---------- Records shown ----------
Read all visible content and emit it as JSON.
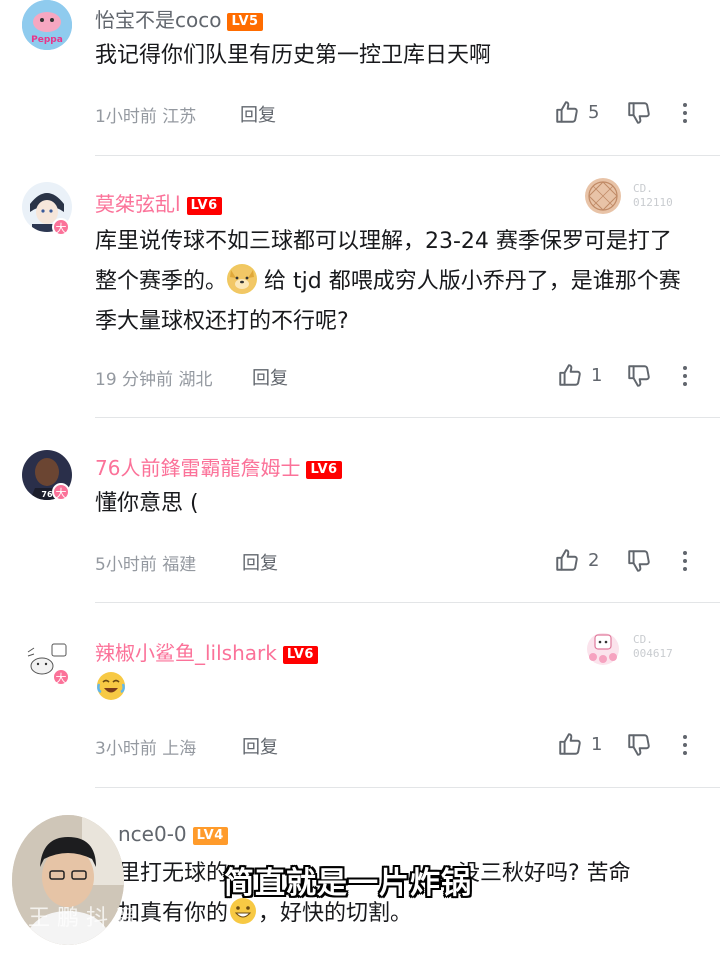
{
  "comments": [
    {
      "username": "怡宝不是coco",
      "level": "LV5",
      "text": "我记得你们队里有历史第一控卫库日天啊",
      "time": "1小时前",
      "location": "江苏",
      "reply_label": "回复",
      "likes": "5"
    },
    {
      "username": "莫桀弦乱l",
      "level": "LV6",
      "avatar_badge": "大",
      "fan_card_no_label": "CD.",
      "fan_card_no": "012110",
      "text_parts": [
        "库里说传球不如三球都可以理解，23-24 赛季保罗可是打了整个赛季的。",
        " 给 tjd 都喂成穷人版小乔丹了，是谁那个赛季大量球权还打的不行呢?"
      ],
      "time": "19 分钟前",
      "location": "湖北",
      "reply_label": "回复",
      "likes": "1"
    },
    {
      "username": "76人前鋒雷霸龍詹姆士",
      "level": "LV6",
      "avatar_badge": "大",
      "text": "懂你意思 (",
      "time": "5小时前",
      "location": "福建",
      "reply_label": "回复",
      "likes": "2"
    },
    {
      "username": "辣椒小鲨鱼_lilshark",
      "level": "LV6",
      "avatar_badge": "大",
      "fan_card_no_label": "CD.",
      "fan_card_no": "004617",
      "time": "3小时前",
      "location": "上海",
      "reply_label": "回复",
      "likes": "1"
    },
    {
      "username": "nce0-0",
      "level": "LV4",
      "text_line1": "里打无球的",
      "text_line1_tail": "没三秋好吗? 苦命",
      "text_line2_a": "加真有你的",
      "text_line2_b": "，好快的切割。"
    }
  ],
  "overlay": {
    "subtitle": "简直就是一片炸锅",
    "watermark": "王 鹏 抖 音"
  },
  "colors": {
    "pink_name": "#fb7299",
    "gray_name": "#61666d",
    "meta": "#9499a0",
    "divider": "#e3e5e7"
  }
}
----------
---------- Records shown ----------
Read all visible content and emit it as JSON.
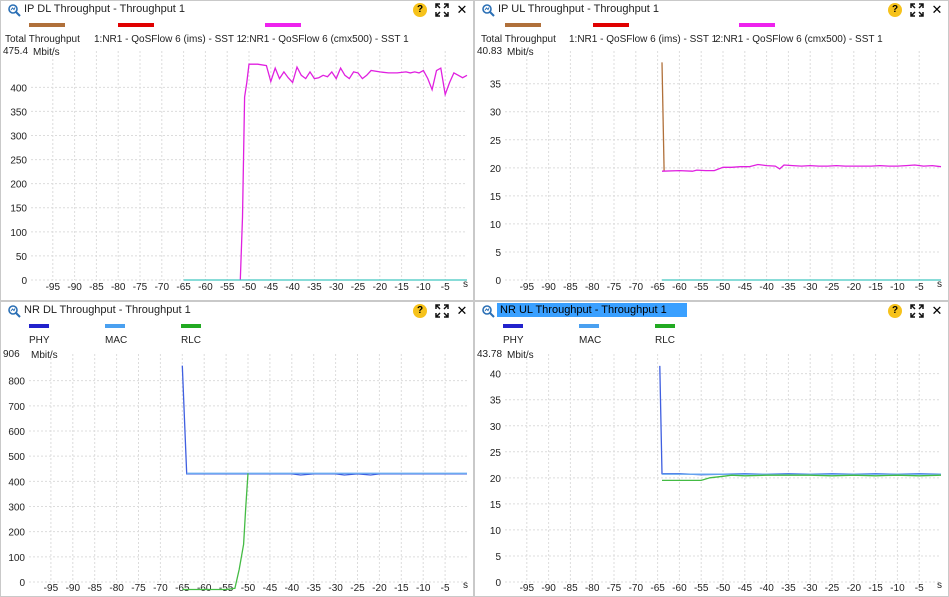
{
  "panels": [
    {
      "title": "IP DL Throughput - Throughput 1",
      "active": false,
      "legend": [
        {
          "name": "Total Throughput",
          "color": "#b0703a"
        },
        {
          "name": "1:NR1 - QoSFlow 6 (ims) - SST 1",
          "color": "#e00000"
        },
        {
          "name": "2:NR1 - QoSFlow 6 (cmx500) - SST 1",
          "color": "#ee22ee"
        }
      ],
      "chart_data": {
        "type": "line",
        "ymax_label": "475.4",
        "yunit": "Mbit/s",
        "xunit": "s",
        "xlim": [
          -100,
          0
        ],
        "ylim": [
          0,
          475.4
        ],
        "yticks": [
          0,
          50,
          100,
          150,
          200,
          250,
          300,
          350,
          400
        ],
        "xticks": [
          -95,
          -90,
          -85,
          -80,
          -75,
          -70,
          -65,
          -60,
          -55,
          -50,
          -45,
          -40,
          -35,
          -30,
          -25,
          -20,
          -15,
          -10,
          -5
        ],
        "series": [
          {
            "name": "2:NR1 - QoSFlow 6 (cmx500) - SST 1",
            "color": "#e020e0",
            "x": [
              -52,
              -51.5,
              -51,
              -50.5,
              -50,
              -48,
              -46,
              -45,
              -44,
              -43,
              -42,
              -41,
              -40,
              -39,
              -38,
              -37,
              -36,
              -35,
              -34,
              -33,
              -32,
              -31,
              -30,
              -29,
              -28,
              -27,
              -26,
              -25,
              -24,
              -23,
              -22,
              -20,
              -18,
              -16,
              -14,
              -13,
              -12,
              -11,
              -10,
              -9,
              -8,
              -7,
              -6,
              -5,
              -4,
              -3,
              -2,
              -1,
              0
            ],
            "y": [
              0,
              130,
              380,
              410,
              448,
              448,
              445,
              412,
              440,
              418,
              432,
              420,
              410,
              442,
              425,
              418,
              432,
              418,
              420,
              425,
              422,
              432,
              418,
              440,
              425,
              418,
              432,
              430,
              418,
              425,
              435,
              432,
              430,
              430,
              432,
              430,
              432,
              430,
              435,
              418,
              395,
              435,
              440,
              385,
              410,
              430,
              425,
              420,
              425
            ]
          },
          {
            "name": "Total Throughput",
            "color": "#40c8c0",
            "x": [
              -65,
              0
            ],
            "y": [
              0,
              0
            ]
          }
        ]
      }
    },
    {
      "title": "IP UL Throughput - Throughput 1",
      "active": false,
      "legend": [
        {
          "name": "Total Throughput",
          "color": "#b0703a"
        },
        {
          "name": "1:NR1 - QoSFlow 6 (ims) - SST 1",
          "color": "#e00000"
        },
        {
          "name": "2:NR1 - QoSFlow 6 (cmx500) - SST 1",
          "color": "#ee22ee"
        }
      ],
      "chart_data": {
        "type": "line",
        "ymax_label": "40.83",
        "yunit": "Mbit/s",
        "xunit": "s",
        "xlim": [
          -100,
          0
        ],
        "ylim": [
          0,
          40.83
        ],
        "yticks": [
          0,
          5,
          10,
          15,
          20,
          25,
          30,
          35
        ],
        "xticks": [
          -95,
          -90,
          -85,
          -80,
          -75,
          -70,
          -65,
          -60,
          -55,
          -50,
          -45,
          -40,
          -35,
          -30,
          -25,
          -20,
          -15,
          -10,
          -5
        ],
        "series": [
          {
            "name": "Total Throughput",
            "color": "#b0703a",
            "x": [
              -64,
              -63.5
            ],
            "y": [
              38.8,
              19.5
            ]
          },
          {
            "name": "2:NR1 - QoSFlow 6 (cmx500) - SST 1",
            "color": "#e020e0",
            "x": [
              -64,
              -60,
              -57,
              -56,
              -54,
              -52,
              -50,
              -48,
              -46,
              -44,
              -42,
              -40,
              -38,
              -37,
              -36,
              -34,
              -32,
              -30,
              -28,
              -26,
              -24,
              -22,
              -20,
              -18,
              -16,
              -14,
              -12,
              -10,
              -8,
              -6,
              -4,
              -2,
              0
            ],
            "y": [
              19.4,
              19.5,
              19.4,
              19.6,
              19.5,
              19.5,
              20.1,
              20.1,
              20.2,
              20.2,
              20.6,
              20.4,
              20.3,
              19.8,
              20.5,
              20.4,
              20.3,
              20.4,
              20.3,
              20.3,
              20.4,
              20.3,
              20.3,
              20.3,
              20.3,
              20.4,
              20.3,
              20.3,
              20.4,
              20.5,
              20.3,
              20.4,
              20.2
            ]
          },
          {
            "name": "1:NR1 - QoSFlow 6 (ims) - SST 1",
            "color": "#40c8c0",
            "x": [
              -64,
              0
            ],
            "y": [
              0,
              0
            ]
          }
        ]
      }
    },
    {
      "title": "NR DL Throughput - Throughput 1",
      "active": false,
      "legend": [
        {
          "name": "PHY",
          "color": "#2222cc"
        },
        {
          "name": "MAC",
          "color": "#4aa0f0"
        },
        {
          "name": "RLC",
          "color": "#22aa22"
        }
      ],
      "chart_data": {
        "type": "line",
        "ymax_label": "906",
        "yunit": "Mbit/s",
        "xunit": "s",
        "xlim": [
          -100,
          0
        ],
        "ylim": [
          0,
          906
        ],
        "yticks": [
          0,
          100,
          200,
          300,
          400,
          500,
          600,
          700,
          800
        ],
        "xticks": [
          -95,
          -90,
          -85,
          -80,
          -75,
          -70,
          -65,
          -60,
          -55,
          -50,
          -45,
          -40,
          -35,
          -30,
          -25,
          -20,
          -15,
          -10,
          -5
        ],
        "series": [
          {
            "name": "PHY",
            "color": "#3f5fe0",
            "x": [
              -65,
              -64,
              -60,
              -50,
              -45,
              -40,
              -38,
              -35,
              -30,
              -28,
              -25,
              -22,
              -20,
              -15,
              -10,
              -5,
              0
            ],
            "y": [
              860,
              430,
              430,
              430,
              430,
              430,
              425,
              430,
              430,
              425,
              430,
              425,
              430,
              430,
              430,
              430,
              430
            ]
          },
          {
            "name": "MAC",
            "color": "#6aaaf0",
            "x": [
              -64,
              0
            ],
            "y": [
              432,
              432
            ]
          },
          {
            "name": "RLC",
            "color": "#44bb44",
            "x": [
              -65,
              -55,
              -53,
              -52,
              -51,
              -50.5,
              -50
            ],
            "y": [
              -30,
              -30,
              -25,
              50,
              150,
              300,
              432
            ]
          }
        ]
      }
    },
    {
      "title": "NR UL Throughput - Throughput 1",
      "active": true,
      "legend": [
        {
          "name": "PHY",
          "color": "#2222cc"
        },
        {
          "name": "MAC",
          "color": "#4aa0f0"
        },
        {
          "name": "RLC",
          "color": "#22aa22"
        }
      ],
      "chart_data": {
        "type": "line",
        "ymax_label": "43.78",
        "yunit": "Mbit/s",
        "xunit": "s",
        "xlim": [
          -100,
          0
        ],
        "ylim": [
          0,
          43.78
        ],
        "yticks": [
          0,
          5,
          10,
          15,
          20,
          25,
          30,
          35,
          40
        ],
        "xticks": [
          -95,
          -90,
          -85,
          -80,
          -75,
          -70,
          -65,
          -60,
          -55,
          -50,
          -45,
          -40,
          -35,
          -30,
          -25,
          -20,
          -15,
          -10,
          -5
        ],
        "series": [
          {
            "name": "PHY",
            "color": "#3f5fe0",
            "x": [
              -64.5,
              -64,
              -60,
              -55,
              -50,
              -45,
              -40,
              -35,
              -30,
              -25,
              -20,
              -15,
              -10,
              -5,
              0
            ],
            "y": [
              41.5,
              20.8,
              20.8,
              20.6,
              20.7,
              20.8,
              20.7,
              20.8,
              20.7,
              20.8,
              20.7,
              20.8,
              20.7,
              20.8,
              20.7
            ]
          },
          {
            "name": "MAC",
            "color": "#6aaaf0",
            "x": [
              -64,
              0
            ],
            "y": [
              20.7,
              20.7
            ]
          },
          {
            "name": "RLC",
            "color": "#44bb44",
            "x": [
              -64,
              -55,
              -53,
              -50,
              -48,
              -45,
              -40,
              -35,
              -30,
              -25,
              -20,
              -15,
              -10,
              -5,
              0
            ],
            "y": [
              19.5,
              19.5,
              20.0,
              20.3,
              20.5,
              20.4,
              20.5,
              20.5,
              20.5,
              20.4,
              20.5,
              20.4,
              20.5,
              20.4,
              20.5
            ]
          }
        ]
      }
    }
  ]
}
----------
■ **Request**:
Find every line containing the word "time", then give the total and nothing more.

■ **Full response**:
4